Data entries:
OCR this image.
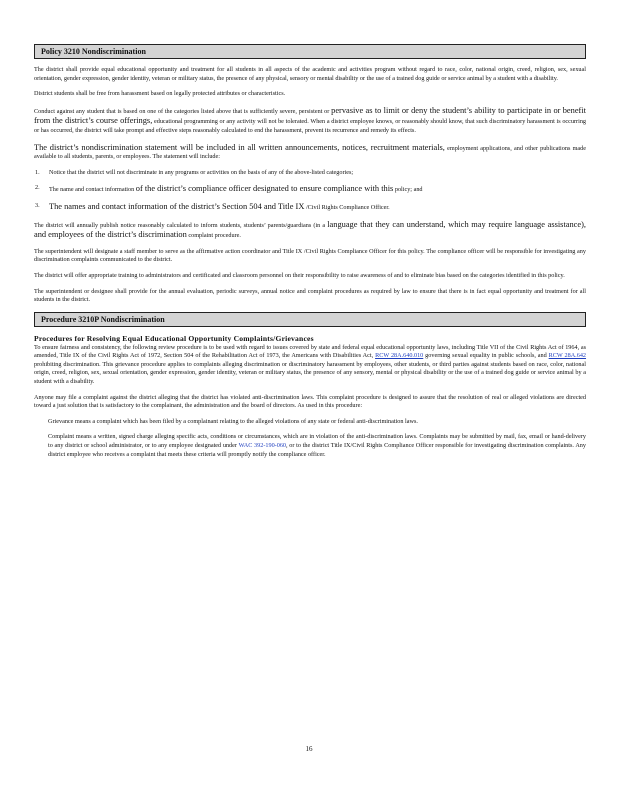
Policy 3210 Nondiscrimination

The district shall provide equal educational opportunity and treatment for all students in all aspects of the academic and activities program without regard to race, color, national origin, creed, religion, sex, sexual orientation, gender expression, gender identity, veteran or military status, the presence of any physical, sensory or mental disability or the use of a trained dog guide or service animal by a student with a disability.

District students shall be free from harassment based on legally protected attributes or characteristics.

Conduct against any student that is based on one of the categories listed above that is sufficiently severe, persistent or pervasive as to limit or deny the student’s ability to participate in or benefit from the district’s course offerings, educational programming or any activity will not be tolerated. When a district employee knows, or reasonably should know, that such discriminatory harassment is occurring or has occurred, the district will take prompt and effective steps reasonably calculated to end the harassment, prevent its recurrence and remedy its effects.

The district’s nondiscrimination statement will be included in all written announcements, notices, recruitment materials, employment applications, and other publications made available to all students, parents, or employees. The statement will include:

1.	Notice that the district will not discriminate in any programs or activities on the basis of any of the above-listed categories;
2.	The name and contact information of the district’s compliance officer designated to ensure compliance with this policy; and
3.	The names and contact information of the district’s Section 504 and Title IX /Civil Rights Compliance Officer.

The district will annually publish notice reasonably calculated to inform students, students’ parents/guardians (in a language that they can understand, which may require language assistance), and employees of the district’s discrimination complaint procedure.

The superintendent will designate a staff member to serve as the affirmative action coordinator and Title IX /Civil Rights Compliance Officer for this policy. The compliance officer will be responsible for investigating any discrimination complaints communicated to the district.

The district will offer appropriate training to administrators and certificated and classroom personnel on their responsibility to raise awareness of and to eliminate bias based on the categories identified in this policy.

The superintendent or designee shall provide for the annual evaluation, periodic surveys, annual notice and complaint procedures as required by law to ensure that there is in fact equal opportunity and treatment for all students in the district.

Procedure 3210P Nondiscrimination
Procedures for Resolving Equal Educational Opportunity Complaints/Grievances

To ensure fairness and consistency, the following review procedure is to be used with regard to issues covered by state and federal equal educational opportunity laws, including Title VII of the Civil Rights Act of 1964, as amended, Title IX of the Civil Rights Act of 1972, Section 504 of the Rehabilitation Act of 1973, the Americans with Disabilities Act, RCW 28A.640.010 governing sexual equality in public schools, and RCW 28A.642 prohibiting discrimination. This grievance procedure applies to complaints alleging discrimination or discriminatory harassment by employees, other students, or third parties against students based on race, color, national origin, creed, religion, sex, sexual orientation, gender expression, gender identity, veteran or military status, the presence of any sensory, mental or physical disability or the use of a trained dog guide or service animal by a student with a disability.

Anyone may file a complaint against the district alleging that the district has violated anti-discrimination laws. This complaint procedure is designed to assure that the resolution of real or alleged violations are directed toward a just solution that is satisfactory to the complainant, the administration and the board of directors. As used in this procedure:

Grievance means a complaint which has been filed by a complainant relating to the alleged violations of any state or federal anti-discrimination laws.
Complaint means a written, signed charge alleging specific acts, conditions or circumstances, which are in violation of the anti-discrimination laws. Complaints may be submitted by mail, fax, email or hand-delivery to any district or school administrator, or to any employee designated under WAC 392-190-060, or to the district Title IX/Civil Rights Compliance Officer responsible for investigating discrimination complaints. Any district employee who receives a complaint that meets these criteria will promptly notify the compliance officer.
16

• TASK
Print all of the records shown above exactly, leaving out each picture.

• SOLUTION FOR THIS TASK
OCR this image.
Policy 3210 Nondiscrimination

The district shall provide equal educational opportunity and treatment for all students in all aspects of the academic and activities program without regard to race, color, national origin, creed, religion, sex, sexual orientation, gender expression, gender identity, veteran or military status, the presence of any physical, sensory or mental disability or the use of a trained dog guide or service animal by a student with a disability.

District students shall be free from harassment based on legally protected attributes or characteristics.

Conduct against any student that is based on one of the categories listed above that is sufficiently severe, persistent or pervasive as to limit or deny the student’s ability to participate in or benefit from the district’s course offerings, educational programming or any activity will not be tolerated. When a district employee knows, or reasonably should know, that such discriminatory harassment is occurring or has occurred, the district will take prompt and effective steps reasonably calculated to end the harassment, prevent its recurrence and remedy its effects.

The district’s nondiscrimination statement will be included in all written announcements, notices, recruitment materials, employment applications, and other publications made available to all students, parents, or employees. The statement will include:

1.	Notice that the district will not discriminate in any programs or activities on the basis of any of the above-listed categories;
2.	The name and contact information of the district’s compliance officer designated to ensure compliance with this policy; and
3.	The names and contact information of the district’s Section 504 and Title IX /Civil Rights Compliance Officer.

The district will annually publish notice reasonably calculated to inform students, students’ parents/guardians (in a language that they can understand, which may require language assistance), and employees of the district’s discrimination complaint procedure.

The superintendent will designate a staff member to serve as the affirmative action coordinator and Title IX /Civil Rights Compliance Officer for this policy. The compliance officer will be responsible for investigating any discrimination complaints communicated to the district.

The district will offer appropriate training to administrators and certificated and classroom personnel on their responsibility to raise awareness of and to eliminate bias based on the categories identified in this policy.

The superintendent or designee shall provide for the annual evaluation, periodic surveys, annual notice and complaint procedures as required by law to ensure that there is in fact equal opportunity and treatment for all students in the district.

Procedure 3210P Nondiscrimination
Procedures for Resolving Equal Educational Opportunity Complaints/Grievances

To ensure fairness and consistency, the following review procedure is to be used with regard to issues covered by state and federal equal educational opportunity laws, including Title VII of the Civil Rights Act of 1964, as amended, Title IX of the Civil Rights Act of 1972, Section 504 of the Rehabilitation Act of 1973, the Americans with Disabilities Act, RCW 28A.640.010 governing sexual equality in public schools, and RCW 28A.642 prohibiting discrimination. This grievance procedure applies to complaints alleging discrimination or discriminatory harassment by employees, other students, or third parties against students based on race, color, national origin, creed, religion, sex, sexual orientation, gender expression, gender identity, veteran or military status, the presence of any sensory, mental or physical disability or the use of a trained dog guide or service animal by a student with a disability.

Anyone may file a complaint against the district alleging that the district has violated anti-discrimination laws. This complaint procedure is designed to assure that the resolution of real or alleged violations are directed toward a just solution that is satisfactory to the complainant, the administration and the board of directors. As used in this procedure:

Grievance means a complaint which has been filed by a complainant relating to the alleged violations of any state or federal anti-discrimination laws.
Complaint means a written, signed charge alleging specific acts, conditions or circumstances, which are in violation of the anti-discrimination laws. Complaints may be submitted by mail, fax, email or hand-delivery to any district or school administrator, or to any employee designated under WAC 392-190-060, or to the district Title IX/Civil Rights Compliance Officer responsible for investigating discrimination complaints. Any district employee who receives a complaint that meets these criteria will promptly notify the compliance officer.
16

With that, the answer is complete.